_PROBLEM DESCRIPTION_. Restate the listing below word for word, omitting any images.

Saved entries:

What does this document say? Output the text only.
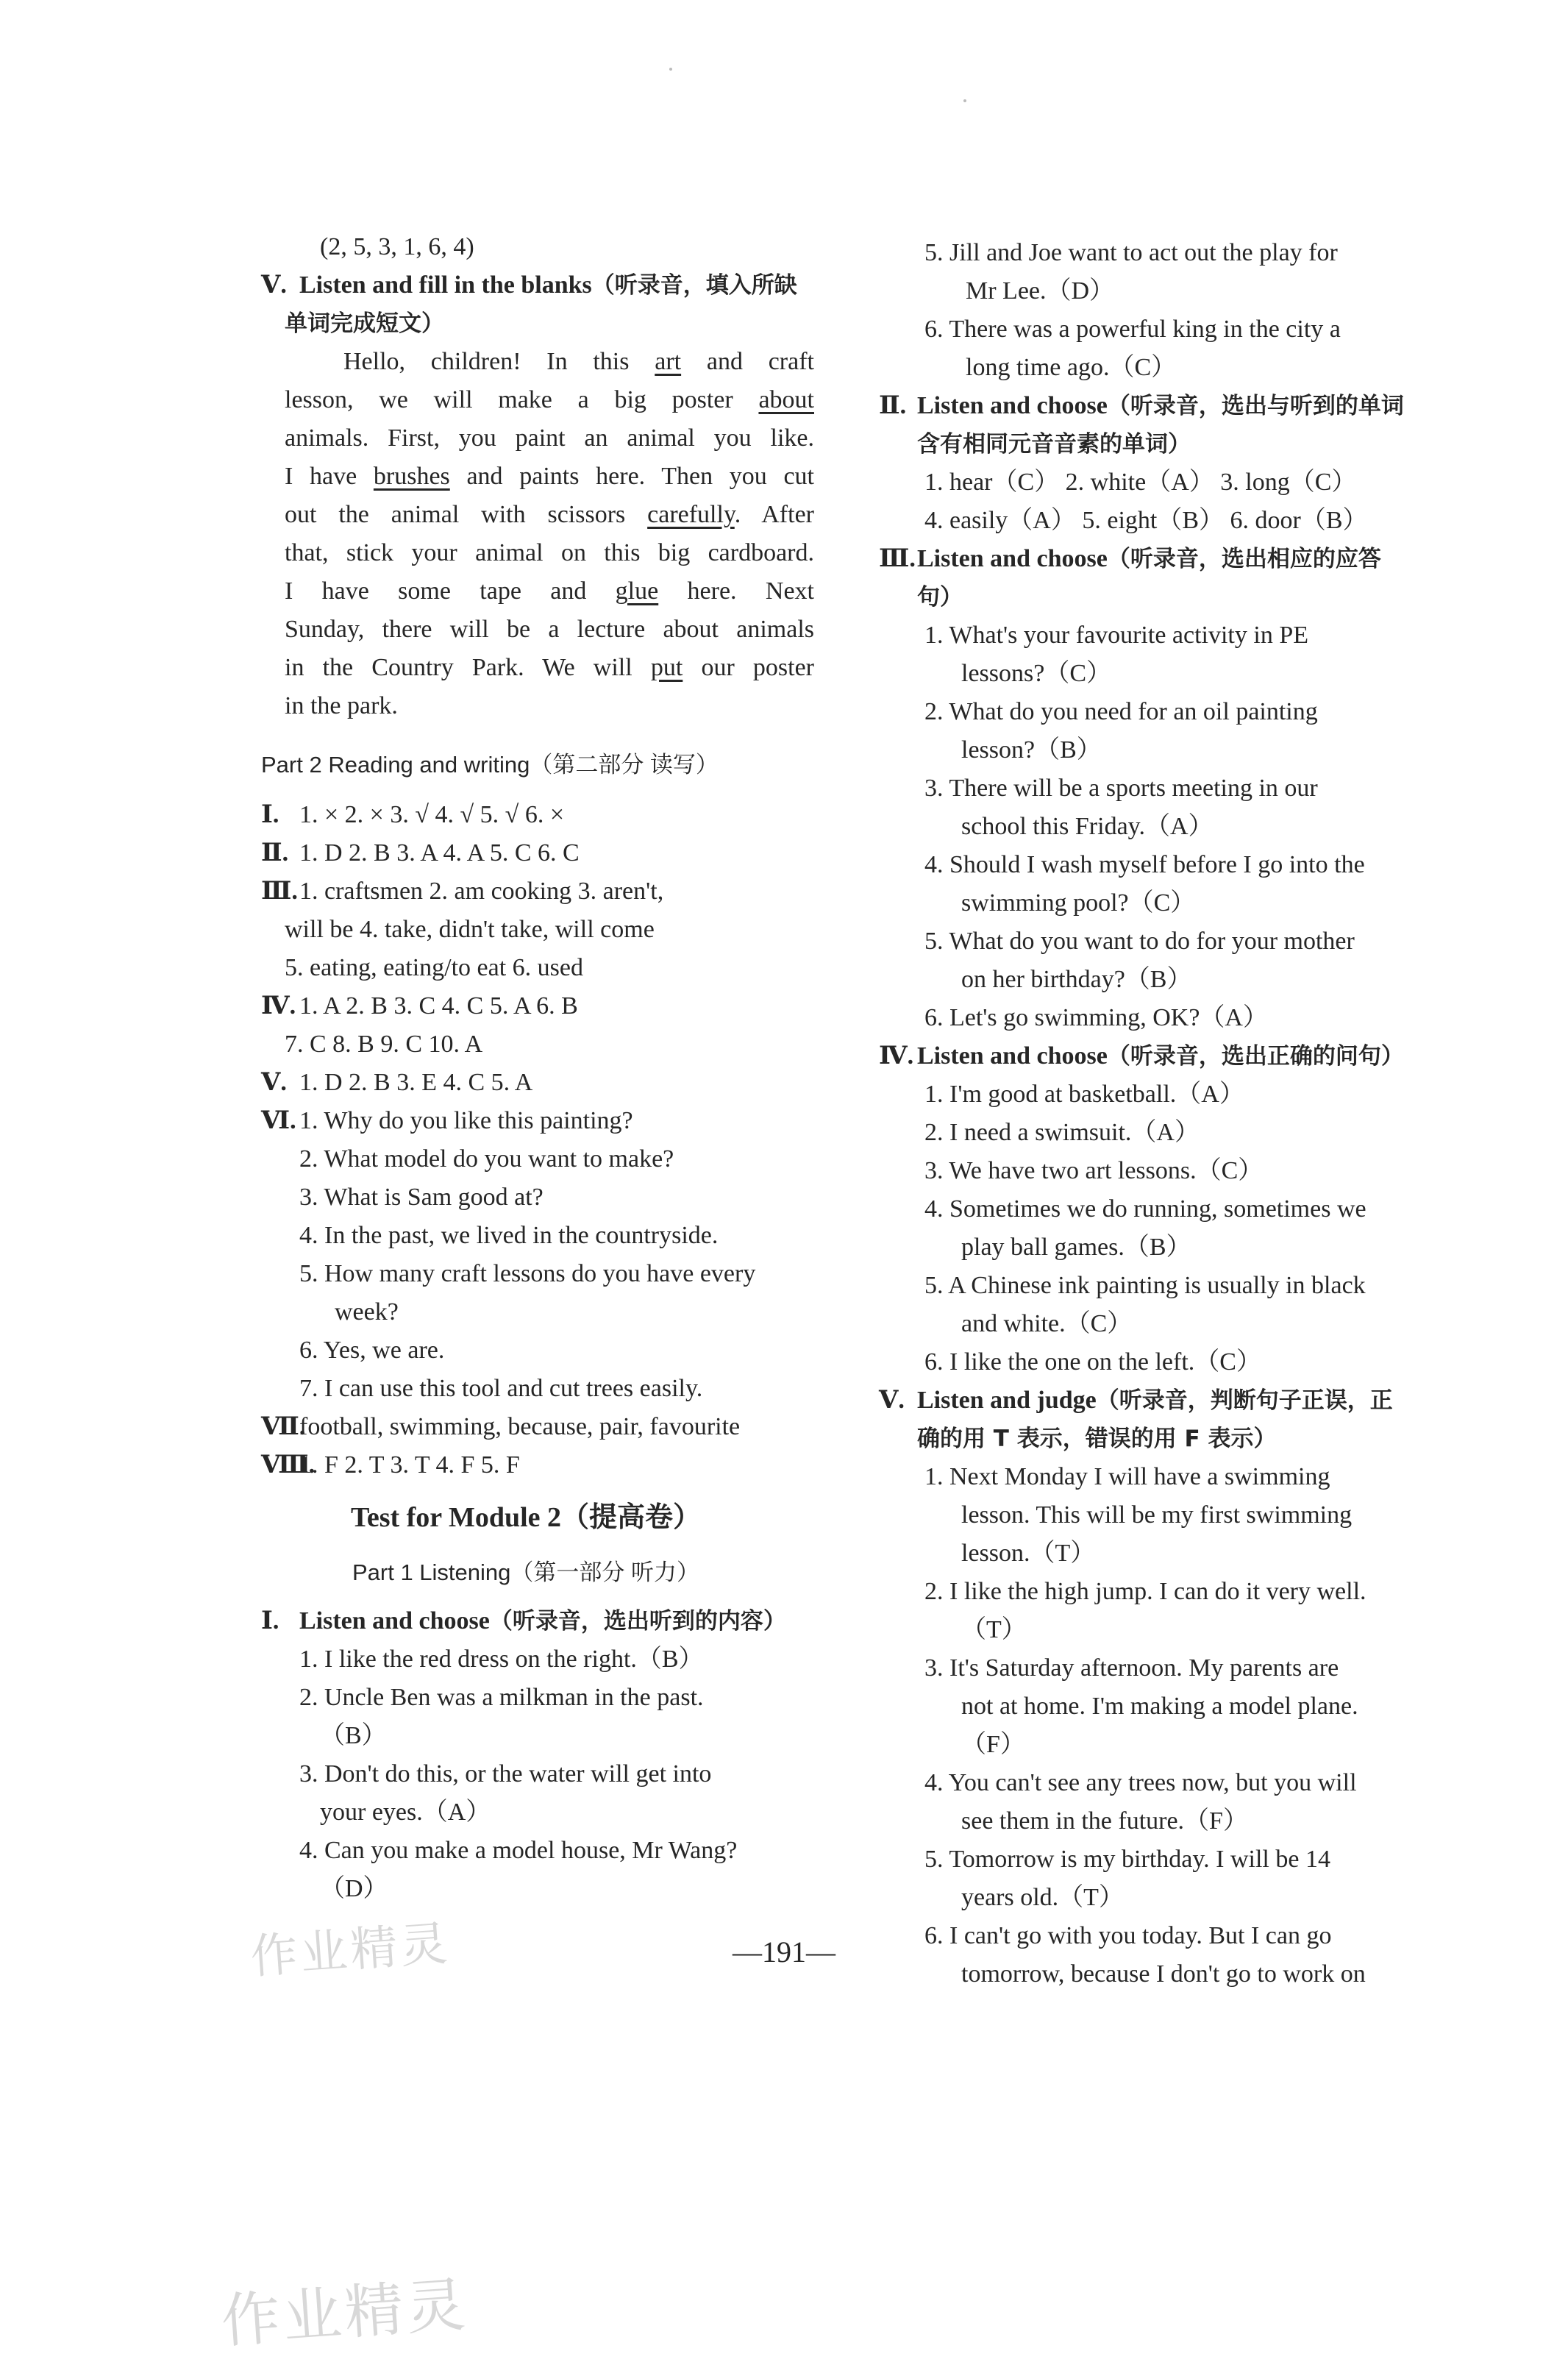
(2, 5, 3, 1, 6, 4)
Ⅴ. Listen and fill in the blanks（听录音，填入所缺
单词完成短文）
Hello, children! In this art and craft
lesson, we will make a big poster about
animals. First, you paint an animal you like.
I have brushes and paints here. Then you cut
out the animal with scissors carefully. After
that, stick your animal on this big cardboard.
I have some tape and glue here. Next
Sunday, there will be a lecture about animals
in the Country Park. We will put our poster
in the park.
Part 2 Reading and writing（第二部分 读写）
Ⅰ. 1. × 2. × 3. √ 4. √ 5. √ 6. ×
Ⅱ. 1. D 2. B 3. A 4. A 5. C 6. C
Ⅲ.1. craftsmen 2. am cooking 3. aren't,
will be 4. take, didn't take, will come
5. eating, eating/to eat 6. used
Ⅳ. 1. A 2. B 3. C 4. C 5. A 6. B
7. C 8. B 9. C 10. A
Ⅴ. 1. D 2. B 3. E 4. C 5. A
Ⅵ. 1. Why do you like this painting?
2. What model do you want to make?
3. What is Sam good at?
4. In the past, we lived in the countryside.
5. How many craft lessons do you have every
week?
6. Yes, we are.
7. I can use this tool and cut trees easily.
Ⅶ.football, swimming, because, pair, favourite
Ⅷ.1. F 2. T 3. T 4. F 5. F
Test for Module 2（提高卷）
Part 1 Listening（第一部分 听力）
Ⅰ. Listen and choose（听录音，选出听到的内容）
1. I like the red dress on the right.（B）
2. Uncle Ben was a milkman in the past.
（B）
3. Don't do this, or the water will get into
your eyes.（A）
4. Can you make a model house, Mr Wang?
（D）
5. Jill and Joe want to act out the play for
Mr Lee.（D）
6. There was a powerful king in the city a
long time ago.（C）
Ⅱ. Listen and choose（听录音，选出与听到的单词
含有相同元音音素的单词）
1. hear（C） 2. white（A） 3. long（C）
4. easily（A） 5. eight（B） 6. door（B）
Ⅲ.Listen and choose（听录音，选出相应的应答
句）
1. What's your favourite activity in PE
lessons?（C）
2. What do you need for an oil painting
lesson?（B）
3. There will be a sports meeting in our
school this Friday.（A）
4. Should I wash myself before I go into the
swimming pool?（C）
5. What do you want to do for your mother
on her birthday?（B）
6. Let's go swimming, OK?（A）
Ⅳ. Listen and choose（听录音，选出正确的问句）
1. I'm good at basketball.（A）
2. I need a swimsuit.（A）
3. We have two art lessons.（C）
4. Sometimes we do running, sometimes we
play ball games.（B）
5. A Chinese ink painting is usually in black
and white.（C）
6. I like the one on the left.（C）
Ⅴ. Listen and judge（听录音，判断句子正误，正
确的用 T 表示，错误的用 F 表示）
1. Next Monday I will have a swimming
lesson. This will be my first swimming
lesson.（T）
2. I like the high jump. I can do it very well.
（T）
3. It's Saturday afternoon. My parents are
not at home. I'm making a model plane.
（F）
4. You can't see any trees now, but you will
see them in the future.（F）
5. Tomorrow is my birthday. I will be 14
years old.（T）
6. I can't go with you today. But I can go
tomorrow, because I don't go to work on
—191—
作业精灵
作业精灵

_TASK RESULT_.
What does this document say? Output the text only.
(2, 5, 3, 1, 6, 4)
Ⅴ. Listen and fill in the blanks（听录音，填入所缺
单词完成短文）
Hello, children! In this art and craft
lesson, we will make a big poster about
animals. First, you paint an animal you like.
I have brushes and paints here. Then you cut
out the animal with scissors carefully. After
that, stick your animal on this big cardboard.
I have some tape and glue here. Next
Sunday, there will be a lecture about animals
in the Country Park. We will put our poster
in the park.
Part 2 Reading and writing（第二部分 读写）
Ⅰ. 1. × 2. × 3. √ 4. √ 5. √ 6. ×
Ⅱ. 1. D 2. B 3. A 4. A 5. C 6. C
Ⅲ.1. craftsmen 2. am cooking 3. aren't,
will be 4. take, didn't take, will come
5. eating, eating/to eat 6. used
Ⅳ. 1. A 2. B 3. C 4. C 5. A 6. B
7. C 8. B 9. C 10. A
Ⅴ. 1. D 2. B 3. E 4. C 5. A
Ⅵ. 1. Why do you like this painting?
2. What model do you want to make?
3. What is Sam good at?
4. In the past, we lived in the countryside.
5. How many craft lessons do you have every
week?
6. Yes, we are.
7. I can use this tool and cut trees easily.
Ⅶ.football, swimming, because, pair, favourite
Ⅷ.1. F 2. T 3. T 4. F 5. F
Test for Module 2（提高卷）
Part 1 Listening（第一部分 听力）
Ⅰ. Listen and choose（听录音，选出听到的内容）
1. I like the red dress on the right.（B）
2. Uncle Ben was a milkman in the past.
（B）
3. Don't do this, or the water will get into
your eyes.（A）
4. Can you make a model house, Mr Wang?
（D）
5. Jill and Joe want to act out the play for
Mr Lee.（D）
6. There was a powerful king in the city a
long time ago.（C）
Ⅱ. Listen and choose（听录音，选出与听到的单词
含有相同元音音素的单词）
1. hear（C） 2. white（A） 3. long（C）
4. easily（A） 5. eight（B） 6. door（B）
Ⅲ.Listen and choose（听录音，选出相应的应答
句）
1. What's your favourite activity in PE
lessons?（C）
2. What do you need for an oil painting
lesson?（B）
3. There will be a sports meeting in our
school this Friday.（A）
4. Should I wash myself before I go into the
swimming pool?（C）
5. What do you want to do for your mother
on her birthday?（B）
6. Let's go swimming, OK?（A）
Ⅳ. Listen and choose（听录音，选出正确的问句）
1. I'm good at basketball.（A）
2. I need a swimsuit.（A）
3. We have two art lessons.（C）
4. Sometimes we do running, sometimes we
play ball games.（B）
5. A Chinese ink painting is usually in black
and white.（C）
6. I like the one on the left.（C）
Ⅴ. Listen and judge（听录音，判断句子正误，正
确的用 T 表示，错误的用 F 表示）
1. Next Monday I will have a swimming
lesson. This will be my first swimming
lesson.（T）
2. I like the high jump. I can do it very well.
（T）
3. It's Saturday afternoon. My parents are
not at home. I'm making a model plane.
（F）
4. You can't see any trees now, but you will
see them in the future.（F）
5. Tomorrow is my birthday. I will be 14
years old.（T）
6. I can't go with you today. But I can go
tomorrow, because I don't go to work on
—191—
作业精灵
作业精灵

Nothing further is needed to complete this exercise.